Provided records
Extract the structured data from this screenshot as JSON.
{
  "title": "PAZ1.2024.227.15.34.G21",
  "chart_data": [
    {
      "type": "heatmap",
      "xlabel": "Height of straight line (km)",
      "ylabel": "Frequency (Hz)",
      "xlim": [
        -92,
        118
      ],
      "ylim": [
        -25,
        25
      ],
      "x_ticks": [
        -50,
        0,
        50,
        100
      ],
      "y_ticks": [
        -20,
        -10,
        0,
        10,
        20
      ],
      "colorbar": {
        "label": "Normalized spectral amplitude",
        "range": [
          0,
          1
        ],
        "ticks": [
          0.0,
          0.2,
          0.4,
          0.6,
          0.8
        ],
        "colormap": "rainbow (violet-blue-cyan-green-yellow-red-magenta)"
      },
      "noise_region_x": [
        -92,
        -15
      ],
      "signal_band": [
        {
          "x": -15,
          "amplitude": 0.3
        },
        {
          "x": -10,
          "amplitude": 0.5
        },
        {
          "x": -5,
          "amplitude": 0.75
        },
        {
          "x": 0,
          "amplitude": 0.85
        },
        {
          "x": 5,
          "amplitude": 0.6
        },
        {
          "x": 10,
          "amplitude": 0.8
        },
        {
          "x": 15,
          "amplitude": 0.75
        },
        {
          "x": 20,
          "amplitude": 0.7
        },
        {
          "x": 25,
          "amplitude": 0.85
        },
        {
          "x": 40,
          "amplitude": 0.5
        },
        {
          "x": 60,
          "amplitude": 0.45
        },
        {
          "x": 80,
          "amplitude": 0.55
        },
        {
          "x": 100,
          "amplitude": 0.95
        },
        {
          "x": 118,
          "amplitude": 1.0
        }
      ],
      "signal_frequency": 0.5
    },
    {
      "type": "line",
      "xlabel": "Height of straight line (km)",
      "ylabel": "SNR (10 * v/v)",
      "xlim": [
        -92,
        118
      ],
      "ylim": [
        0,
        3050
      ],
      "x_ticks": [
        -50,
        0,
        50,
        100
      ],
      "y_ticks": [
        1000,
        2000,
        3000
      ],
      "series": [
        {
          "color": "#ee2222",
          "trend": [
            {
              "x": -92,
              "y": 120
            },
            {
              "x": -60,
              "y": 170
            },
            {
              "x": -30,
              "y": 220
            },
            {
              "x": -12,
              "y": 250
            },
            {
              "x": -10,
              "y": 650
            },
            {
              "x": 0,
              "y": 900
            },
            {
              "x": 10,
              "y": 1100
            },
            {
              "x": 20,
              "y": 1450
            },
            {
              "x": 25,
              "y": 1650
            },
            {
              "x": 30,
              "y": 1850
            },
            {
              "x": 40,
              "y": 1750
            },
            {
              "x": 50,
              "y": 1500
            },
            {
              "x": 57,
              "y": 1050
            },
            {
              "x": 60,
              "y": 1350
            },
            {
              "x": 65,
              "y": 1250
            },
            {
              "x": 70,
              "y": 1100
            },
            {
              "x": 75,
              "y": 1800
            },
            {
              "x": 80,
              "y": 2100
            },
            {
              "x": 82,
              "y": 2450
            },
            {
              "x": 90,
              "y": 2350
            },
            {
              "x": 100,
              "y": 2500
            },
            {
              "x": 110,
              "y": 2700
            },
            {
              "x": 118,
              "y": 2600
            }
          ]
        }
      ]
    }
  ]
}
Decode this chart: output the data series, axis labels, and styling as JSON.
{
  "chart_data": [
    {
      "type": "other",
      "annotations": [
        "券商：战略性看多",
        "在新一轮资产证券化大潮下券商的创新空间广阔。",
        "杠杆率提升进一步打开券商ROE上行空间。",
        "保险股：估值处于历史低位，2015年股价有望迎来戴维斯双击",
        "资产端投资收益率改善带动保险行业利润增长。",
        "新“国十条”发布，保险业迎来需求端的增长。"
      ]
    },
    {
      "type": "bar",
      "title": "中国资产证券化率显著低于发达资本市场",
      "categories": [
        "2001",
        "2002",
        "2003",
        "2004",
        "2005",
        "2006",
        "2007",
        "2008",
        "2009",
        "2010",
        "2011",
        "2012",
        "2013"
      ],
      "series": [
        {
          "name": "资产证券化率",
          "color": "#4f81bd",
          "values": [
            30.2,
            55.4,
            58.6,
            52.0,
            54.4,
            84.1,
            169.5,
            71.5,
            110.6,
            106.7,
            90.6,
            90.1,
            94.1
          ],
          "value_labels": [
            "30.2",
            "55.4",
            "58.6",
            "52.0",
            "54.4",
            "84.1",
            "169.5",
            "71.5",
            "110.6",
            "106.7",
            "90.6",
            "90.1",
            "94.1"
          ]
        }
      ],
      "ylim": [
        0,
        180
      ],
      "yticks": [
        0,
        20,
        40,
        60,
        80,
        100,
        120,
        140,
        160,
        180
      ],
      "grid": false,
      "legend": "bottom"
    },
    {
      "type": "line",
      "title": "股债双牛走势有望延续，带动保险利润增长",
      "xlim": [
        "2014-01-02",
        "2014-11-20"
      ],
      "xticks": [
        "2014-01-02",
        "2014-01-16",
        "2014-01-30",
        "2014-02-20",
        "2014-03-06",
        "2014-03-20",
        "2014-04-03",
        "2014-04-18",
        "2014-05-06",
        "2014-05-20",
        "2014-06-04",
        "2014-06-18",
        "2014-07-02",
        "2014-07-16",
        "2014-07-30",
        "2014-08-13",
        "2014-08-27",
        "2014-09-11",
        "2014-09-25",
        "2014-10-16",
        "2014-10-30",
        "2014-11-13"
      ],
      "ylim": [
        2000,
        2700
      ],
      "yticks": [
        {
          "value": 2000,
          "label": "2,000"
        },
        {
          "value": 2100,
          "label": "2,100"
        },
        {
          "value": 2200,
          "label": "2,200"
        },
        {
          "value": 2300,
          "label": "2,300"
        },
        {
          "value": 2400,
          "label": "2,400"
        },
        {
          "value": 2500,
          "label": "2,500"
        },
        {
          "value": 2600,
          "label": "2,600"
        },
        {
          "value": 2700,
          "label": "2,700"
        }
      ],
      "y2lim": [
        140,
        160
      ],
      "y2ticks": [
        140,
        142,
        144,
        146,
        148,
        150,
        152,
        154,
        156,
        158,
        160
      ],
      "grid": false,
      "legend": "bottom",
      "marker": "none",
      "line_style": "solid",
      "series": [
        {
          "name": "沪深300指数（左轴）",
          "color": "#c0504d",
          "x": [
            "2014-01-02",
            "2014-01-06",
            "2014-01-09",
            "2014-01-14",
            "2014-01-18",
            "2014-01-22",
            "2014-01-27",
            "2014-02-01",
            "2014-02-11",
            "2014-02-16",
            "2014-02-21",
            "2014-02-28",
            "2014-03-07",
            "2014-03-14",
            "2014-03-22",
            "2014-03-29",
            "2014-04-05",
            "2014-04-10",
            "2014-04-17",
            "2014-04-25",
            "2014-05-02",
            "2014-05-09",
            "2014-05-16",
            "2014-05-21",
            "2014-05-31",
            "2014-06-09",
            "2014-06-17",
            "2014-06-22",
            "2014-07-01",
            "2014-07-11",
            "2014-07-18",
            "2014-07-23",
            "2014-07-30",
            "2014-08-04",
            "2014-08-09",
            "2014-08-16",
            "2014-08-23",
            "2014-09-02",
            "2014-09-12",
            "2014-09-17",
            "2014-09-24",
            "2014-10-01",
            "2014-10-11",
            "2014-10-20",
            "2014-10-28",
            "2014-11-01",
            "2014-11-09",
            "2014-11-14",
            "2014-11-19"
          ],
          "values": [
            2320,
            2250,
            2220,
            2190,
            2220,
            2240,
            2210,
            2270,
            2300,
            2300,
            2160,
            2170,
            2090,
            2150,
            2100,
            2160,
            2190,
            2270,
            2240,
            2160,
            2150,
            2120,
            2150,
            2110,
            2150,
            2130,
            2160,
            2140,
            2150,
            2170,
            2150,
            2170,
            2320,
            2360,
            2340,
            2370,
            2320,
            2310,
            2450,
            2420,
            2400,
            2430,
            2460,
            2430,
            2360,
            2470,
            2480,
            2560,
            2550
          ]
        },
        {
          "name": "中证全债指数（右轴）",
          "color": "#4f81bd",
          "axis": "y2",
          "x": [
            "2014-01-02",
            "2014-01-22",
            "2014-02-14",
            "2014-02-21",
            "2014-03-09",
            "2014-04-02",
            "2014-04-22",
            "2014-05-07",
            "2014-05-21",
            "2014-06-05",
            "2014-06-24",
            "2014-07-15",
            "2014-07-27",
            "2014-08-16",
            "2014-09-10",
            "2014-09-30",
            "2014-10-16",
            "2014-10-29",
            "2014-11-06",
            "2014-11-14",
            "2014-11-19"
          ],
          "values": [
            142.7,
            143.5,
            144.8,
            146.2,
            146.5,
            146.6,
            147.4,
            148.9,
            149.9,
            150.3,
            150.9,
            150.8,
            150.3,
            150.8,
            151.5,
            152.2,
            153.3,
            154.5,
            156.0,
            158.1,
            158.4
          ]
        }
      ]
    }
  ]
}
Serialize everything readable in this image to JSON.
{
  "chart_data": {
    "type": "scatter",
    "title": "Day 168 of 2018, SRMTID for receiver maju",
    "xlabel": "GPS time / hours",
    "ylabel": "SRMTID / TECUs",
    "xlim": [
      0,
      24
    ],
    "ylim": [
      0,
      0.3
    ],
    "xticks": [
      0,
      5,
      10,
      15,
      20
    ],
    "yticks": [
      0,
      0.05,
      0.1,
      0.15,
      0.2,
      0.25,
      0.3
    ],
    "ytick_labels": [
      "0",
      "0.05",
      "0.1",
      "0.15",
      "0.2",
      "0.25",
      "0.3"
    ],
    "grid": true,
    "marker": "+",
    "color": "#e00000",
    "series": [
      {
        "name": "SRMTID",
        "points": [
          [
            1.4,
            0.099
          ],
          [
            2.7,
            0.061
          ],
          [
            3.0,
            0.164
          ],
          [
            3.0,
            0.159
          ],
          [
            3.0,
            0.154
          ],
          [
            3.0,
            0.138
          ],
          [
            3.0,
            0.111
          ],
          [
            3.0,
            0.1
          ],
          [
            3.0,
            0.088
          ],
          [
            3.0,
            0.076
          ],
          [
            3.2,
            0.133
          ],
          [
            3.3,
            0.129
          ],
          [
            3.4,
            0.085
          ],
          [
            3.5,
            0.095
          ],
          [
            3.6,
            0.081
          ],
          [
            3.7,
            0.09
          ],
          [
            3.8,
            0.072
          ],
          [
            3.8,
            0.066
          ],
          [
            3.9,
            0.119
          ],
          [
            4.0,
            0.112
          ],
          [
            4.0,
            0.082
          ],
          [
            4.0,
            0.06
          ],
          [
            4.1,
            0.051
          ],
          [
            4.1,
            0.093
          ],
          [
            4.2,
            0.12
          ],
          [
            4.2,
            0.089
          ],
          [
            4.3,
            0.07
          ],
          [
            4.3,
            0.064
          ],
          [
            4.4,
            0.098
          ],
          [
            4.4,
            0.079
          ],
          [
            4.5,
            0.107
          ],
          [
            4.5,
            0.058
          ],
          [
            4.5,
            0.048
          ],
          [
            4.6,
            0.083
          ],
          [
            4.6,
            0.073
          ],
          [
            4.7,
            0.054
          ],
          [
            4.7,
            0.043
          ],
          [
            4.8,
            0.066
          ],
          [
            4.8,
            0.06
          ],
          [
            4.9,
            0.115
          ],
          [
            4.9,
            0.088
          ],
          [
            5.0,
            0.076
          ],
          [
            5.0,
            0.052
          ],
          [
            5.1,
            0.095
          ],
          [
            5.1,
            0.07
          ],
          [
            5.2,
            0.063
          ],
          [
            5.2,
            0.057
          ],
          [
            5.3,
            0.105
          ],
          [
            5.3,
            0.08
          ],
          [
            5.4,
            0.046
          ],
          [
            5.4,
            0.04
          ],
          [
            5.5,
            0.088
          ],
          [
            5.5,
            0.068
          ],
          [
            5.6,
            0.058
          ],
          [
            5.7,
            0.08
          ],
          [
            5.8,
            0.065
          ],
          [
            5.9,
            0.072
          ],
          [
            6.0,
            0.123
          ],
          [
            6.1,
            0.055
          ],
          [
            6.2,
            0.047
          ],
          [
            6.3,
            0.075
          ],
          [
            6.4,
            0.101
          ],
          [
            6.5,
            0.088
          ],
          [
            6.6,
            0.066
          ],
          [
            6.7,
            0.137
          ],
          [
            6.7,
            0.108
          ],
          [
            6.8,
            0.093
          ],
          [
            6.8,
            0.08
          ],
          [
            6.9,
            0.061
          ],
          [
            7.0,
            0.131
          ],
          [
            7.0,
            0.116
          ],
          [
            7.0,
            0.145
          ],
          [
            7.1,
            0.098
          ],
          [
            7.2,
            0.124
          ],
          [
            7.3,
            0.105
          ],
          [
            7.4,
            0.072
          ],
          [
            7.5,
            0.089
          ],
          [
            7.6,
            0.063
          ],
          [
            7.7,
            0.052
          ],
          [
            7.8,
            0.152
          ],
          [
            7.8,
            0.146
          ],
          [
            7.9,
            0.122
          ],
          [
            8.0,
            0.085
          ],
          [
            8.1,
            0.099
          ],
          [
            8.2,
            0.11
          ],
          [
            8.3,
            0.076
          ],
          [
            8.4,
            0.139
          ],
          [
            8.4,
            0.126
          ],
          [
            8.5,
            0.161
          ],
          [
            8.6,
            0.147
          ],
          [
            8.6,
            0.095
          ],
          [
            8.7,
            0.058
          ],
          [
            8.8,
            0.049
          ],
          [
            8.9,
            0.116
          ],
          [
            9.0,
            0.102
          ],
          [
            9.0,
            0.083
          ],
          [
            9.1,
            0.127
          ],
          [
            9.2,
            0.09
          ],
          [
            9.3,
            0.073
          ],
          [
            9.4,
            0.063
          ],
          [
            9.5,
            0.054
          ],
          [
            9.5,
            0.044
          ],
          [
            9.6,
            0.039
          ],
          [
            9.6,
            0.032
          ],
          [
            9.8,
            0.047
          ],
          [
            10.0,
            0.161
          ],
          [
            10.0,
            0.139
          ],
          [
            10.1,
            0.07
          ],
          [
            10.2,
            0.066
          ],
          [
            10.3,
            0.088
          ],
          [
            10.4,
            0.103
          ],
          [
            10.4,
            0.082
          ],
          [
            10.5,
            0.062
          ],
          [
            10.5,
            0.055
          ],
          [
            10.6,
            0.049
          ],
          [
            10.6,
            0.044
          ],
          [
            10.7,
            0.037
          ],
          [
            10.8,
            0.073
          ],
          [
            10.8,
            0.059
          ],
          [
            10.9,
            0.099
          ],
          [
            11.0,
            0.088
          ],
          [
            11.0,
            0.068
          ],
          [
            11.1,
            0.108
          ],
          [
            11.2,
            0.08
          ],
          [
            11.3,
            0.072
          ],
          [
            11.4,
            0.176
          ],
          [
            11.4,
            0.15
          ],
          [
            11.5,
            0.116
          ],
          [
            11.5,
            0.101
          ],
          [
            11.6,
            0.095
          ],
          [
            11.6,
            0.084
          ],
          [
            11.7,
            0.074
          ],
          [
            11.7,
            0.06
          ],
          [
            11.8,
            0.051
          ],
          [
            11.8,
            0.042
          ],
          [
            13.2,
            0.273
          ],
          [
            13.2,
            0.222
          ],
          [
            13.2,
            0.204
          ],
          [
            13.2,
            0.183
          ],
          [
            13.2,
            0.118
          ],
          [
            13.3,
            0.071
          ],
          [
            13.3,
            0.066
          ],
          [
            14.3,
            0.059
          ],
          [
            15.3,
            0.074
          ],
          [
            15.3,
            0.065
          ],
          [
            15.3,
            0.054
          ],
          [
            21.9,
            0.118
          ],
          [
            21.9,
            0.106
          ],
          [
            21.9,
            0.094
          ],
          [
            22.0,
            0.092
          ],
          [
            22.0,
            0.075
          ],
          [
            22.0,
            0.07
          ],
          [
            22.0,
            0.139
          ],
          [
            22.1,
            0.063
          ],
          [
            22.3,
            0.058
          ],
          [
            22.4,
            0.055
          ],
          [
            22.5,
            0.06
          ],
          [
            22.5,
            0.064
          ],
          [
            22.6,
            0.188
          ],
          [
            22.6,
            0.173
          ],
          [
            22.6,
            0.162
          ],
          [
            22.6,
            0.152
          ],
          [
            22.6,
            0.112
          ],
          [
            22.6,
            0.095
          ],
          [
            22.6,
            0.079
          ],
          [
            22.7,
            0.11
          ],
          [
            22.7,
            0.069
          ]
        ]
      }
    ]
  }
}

Stated problem
Locate the word "title" in the entries, and copy every line where it is found.

Exercise response
  "title": "PAZ1.2024.227.15.34.G21",
      "title": "中国资产证券化率显著低于发达资本市场",
      "title": "股债双牛走势有望延续，带动保险利润增长",
    "title": "Day 168 of 2018, SRMTID for receiver maju",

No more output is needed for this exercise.